# [TASK TO COMPLETE]
Transcribe every entry word for word. Skip the pictures.

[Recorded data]

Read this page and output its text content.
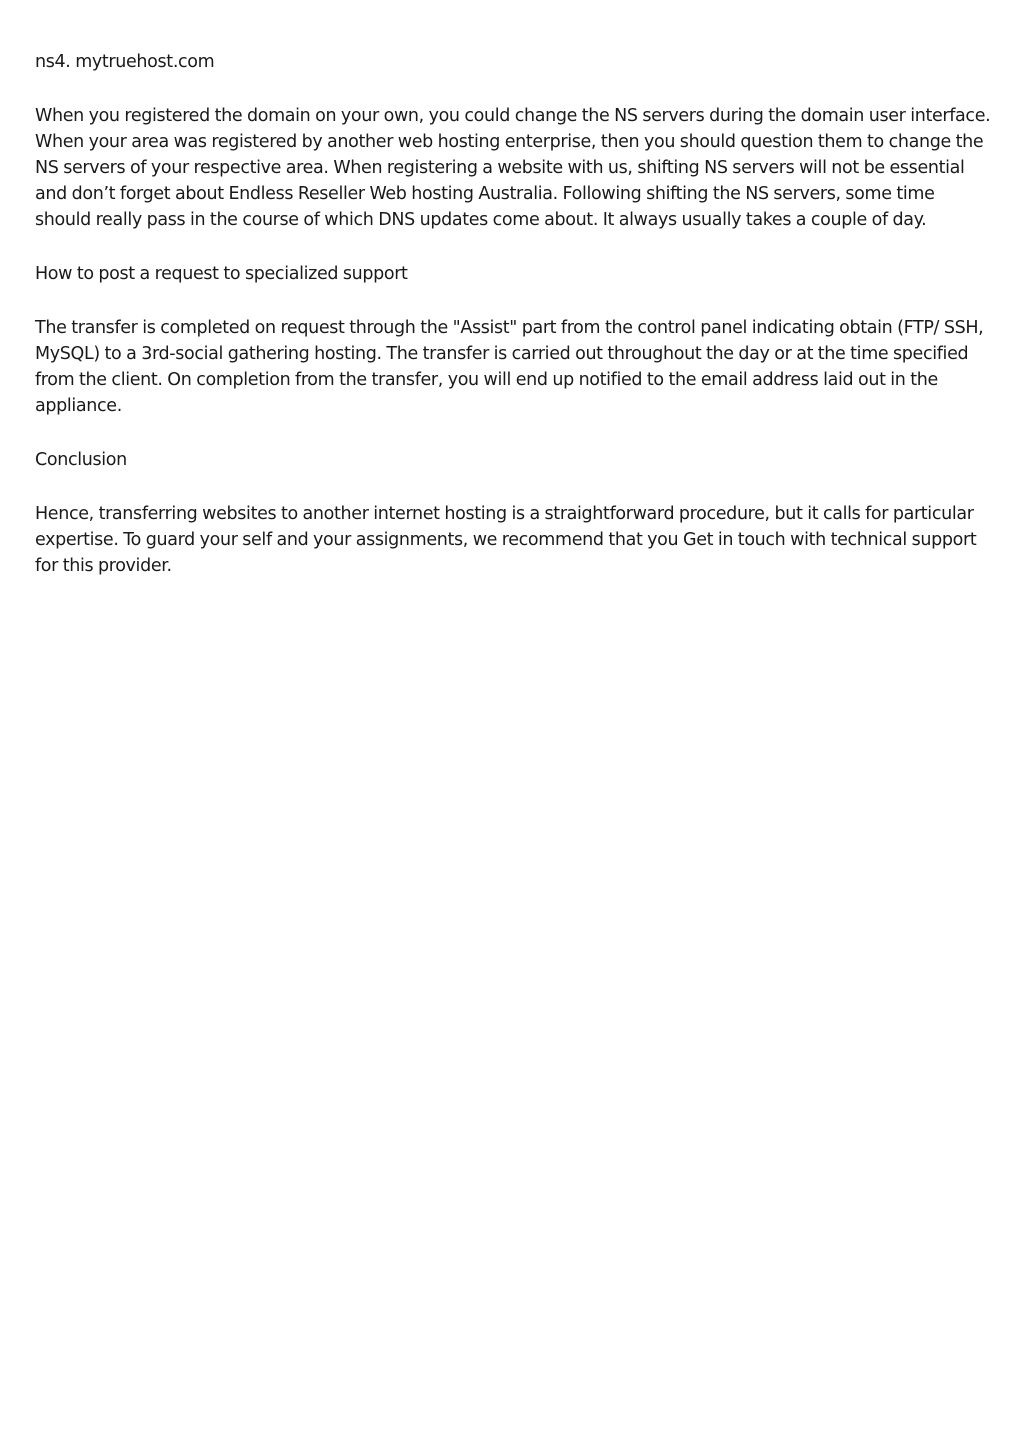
ns4. mytruehost.com

When you registered the domain on your own, you could change the NS servers during the domain user interface. When your area was registered by another web hosting enterprise, then you should question them to change the NS servers of your respective area. When registering a website with us, shifting NS servers will not be essential and don’t forget about Endless Reseller Web hosting Australia. Following shifting the NS servers, some time should really pass in the course of which DNS updates come about. It always usually takes a couple of day.

How to post a request to specialized support

The transfer is completed on request through the "Assist" part from the control panel indicating obtain (FTP/ SSH, MySQL) to a 3rd-social gathering hosting. The transfer is carried out throughout the day or at the time specified from the client. On completion from the transfer, you will end up notified to the email address laid out in the appliance.

Conclusion

Hence, transferring websites to another internet hosting is a straightforward procedure, but it calls for particular expertise. To guard your self and your assignments, we recommend that you Get in touch with technical support for this provider.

# [RESPONSE]
Read this page and output its text content.
ns4. mytruehost.com

When you registered the domain on your own, you could change the NS servers during the domain user interface. When your area was registered by another web hosting enterprise, then you should question them to change the NS servers of your respective area. When registering a website with us, shifting NS servers will not be essential and don’t forget about Endless Reseller Web hosting Australia. Following shifting the NS servers, some time should really pass in the course of which DNS updates come about. It always usually takes a couple of day.

How to post a request to specialized support

The transfer is completed on request through the "Assist" part from the control panel indicating obtain (FTP/ SSH, MySQL) to a 3rd-social gathering hosting. The transfer is carried out throughout the day or at the time specified from the client. On completion from the transfer, you will end up notified to the email address laid out in the appliance.

Conclusion

Hence, transferring websites to another internet hosting is a straightforward procedure, but it calls for particular expertise. To guard your self and your assignments, we recommend that you Get in touch with technical support for this provider.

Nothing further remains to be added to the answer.